(Data items)

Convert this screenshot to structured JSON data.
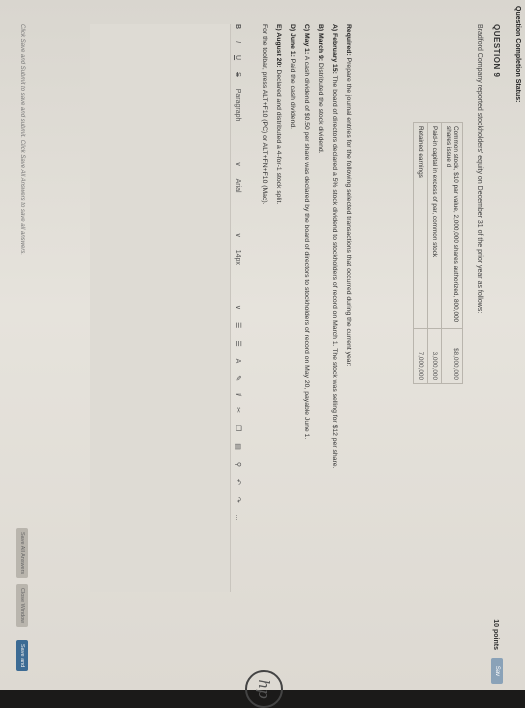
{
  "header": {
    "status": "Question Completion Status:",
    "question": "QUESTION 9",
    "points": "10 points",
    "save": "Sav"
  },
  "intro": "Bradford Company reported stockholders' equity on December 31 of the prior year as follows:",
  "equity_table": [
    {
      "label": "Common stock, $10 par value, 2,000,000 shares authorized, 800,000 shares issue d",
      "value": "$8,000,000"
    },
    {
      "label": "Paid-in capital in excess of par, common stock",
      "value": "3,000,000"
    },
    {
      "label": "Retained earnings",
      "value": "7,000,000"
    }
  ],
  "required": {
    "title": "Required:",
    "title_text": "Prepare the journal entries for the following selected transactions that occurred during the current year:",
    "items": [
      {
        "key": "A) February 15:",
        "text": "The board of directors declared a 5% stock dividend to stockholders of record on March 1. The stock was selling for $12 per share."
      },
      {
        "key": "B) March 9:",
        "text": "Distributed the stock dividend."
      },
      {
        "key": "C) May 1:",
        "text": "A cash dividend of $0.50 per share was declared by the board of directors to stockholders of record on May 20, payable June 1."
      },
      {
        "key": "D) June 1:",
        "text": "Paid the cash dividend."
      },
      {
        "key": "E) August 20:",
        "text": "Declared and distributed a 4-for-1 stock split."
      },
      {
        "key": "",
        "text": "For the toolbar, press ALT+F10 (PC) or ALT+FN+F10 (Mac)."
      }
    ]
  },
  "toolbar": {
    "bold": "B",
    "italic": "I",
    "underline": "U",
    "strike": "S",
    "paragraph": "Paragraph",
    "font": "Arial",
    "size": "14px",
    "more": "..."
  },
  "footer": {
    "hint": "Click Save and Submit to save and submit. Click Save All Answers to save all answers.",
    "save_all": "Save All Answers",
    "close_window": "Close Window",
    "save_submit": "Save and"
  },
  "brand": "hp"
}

...

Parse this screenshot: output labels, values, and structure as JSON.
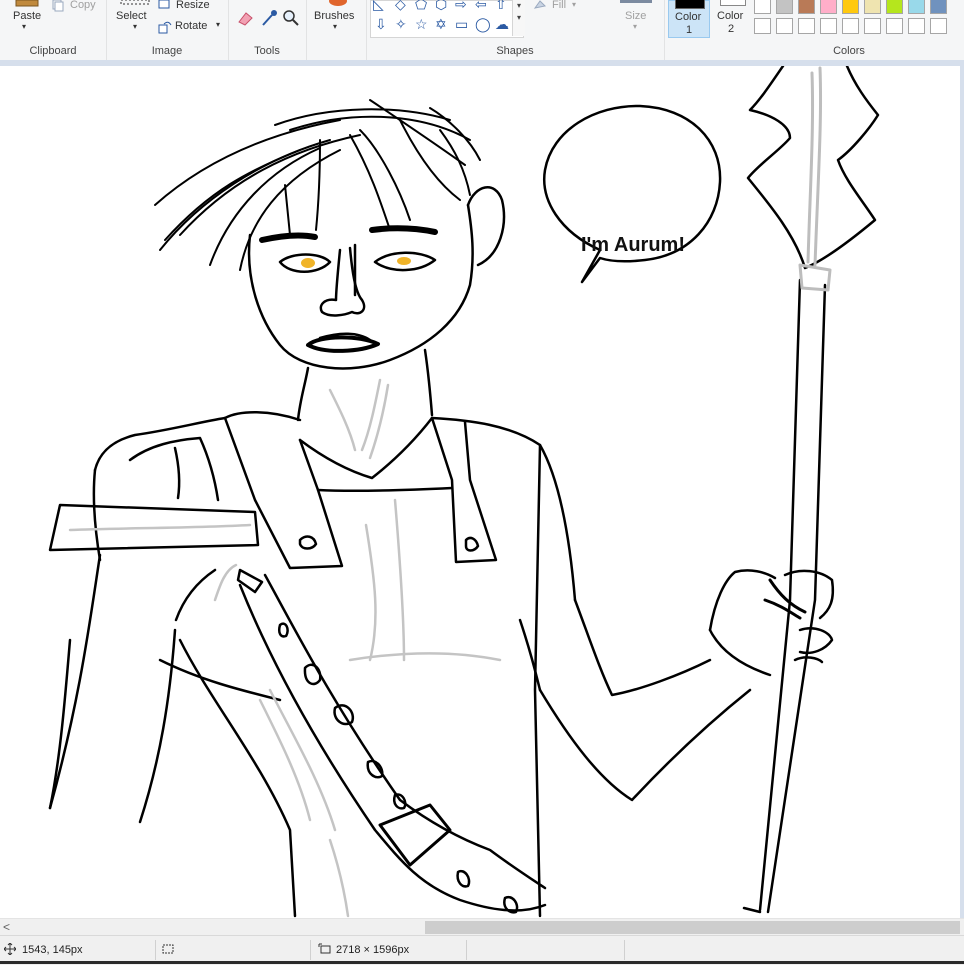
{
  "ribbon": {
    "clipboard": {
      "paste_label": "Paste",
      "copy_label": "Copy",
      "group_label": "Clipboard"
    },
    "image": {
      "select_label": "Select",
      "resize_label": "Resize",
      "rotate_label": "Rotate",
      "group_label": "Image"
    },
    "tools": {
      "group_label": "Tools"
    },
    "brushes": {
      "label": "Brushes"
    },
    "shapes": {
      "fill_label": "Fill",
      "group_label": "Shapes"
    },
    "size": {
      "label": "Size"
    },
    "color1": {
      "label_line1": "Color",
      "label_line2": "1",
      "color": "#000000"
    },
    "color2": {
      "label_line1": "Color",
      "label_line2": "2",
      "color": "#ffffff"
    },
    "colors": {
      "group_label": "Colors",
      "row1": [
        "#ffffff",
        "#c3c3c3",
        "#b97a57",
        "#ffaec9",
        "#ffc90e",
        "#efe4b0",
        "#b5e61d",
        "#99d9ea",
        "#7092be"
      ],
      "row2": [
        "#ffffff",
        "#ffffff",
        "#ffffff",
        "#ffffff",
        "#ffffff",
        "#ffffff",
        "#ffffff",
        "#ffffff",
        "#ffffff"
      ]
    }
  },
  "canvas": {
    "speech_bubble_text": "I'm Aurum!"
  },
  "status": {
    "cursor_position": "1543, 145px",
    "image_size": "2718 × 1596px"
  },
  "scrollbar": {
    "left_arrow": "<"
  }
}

---

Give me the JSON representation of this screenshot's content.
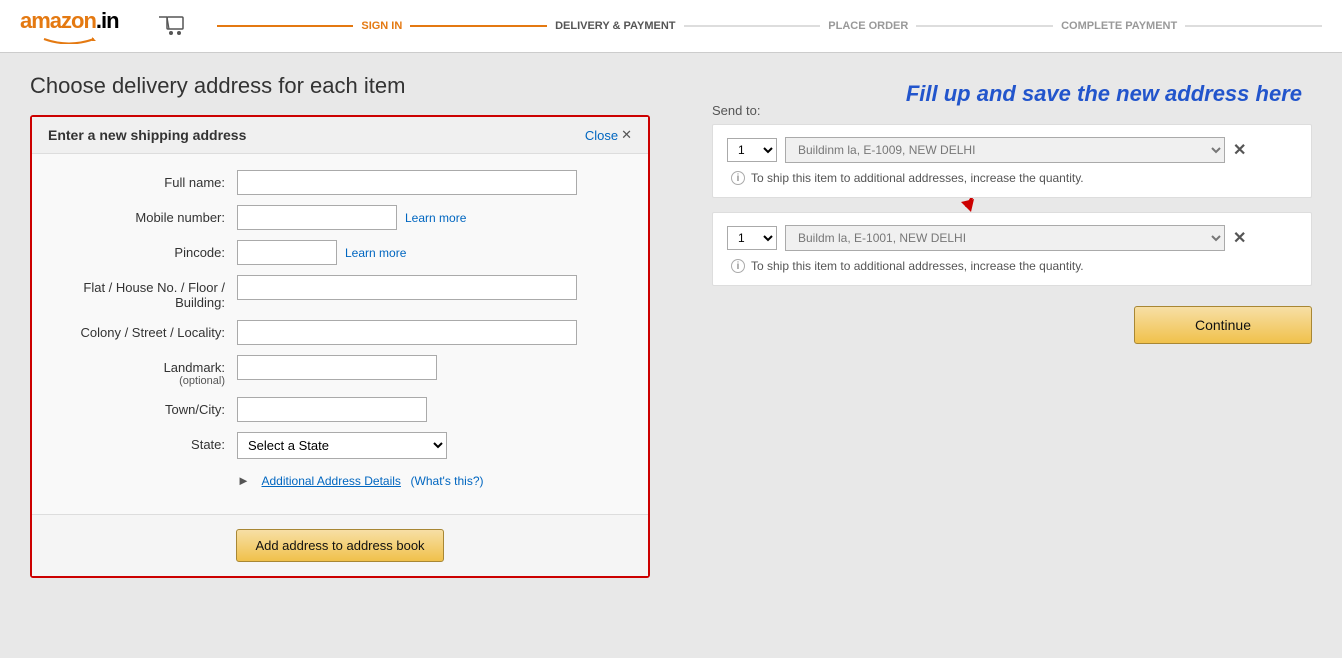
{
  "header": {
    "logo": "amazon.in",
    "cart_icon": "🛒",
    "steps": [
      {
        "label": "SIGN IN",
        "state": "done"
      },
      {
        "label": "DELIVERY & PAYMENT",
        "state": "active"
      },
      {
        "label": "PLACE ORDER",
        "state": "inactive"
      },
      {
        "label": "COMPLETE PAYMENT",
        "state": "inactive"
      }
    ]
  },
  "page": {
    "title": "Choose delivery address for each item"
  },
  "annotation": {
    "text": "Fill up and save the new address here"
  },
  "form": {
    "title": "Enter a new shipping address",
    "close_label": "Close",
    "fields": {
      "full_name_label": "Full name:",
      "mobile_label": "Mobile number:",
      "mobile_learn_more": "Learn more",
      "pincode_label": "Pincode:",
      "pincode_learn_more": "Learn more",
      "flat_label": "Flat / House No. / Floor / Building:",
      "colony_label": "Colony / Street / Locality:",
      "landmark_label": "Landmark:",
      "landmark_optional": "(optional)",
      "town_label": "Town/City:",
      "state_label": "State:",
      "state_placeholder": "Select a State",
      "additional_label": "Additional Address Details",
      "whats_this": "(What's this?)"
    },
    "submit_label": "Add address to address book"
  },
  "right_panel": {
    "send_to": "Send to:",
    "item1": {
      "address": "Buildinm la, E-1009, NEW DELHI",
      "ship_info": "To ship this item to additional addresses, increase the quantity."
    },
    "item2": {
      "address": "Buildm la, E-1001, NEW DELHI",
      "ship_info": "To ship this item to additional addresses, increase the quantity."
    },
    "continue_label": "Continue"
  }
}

■ To do
Tally the lines above containing "Learn". Answer with the count only.

■ Task output
2